[Items from a figure collection]
=====

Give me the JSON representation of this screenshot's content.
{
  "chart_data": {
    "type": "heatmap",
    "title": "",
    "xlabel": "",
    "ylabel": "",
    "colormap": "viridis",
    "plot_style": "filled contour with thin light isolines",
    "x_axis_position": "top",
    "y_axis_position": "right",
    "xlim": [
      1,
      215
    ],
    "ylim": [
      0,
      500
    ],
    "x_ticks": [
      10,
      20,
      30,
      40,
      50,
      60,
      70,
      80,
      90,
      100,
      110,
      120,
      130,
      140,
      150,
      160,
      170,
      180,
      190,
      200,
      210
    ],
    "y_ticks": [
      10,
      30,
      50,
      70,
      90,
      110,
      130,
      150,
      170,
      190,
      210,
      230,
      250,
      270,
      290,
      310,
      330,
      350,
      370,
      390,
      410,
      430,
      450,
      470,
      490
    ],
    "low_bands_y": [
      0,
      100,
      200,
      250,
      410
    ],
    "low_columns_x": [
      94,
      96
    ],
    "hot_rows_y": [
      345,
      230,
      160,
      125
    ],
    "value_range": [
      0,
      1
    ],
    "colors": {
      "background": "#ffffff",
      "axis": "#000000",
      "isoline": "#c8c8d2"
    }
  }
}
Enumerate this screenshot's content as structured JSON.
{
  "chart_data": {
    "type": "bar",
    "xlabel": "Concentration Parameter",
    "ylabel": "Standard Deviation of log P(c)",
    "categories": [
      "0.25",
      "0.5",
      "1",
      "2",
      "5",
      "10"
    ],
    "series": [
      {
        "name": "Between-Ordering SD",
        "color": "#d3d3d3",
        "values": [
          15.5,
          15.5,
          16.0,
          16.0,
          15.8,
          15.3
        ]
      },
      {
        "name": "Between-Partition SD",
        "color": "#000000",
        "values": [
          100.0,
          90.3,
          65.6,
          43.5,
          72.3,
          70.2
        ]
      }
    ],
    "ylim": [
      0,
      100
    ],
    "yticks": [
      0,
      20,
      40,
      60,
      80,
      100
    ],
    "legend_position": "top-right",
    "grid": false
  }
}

=====

◆ Exercise brief:
Copy every line of the records above that contains "screenshot".

◆ Result of this task:
Give me the JSON representation of this screenshot's content.
Enumerate this screenshot's content as structured JSON.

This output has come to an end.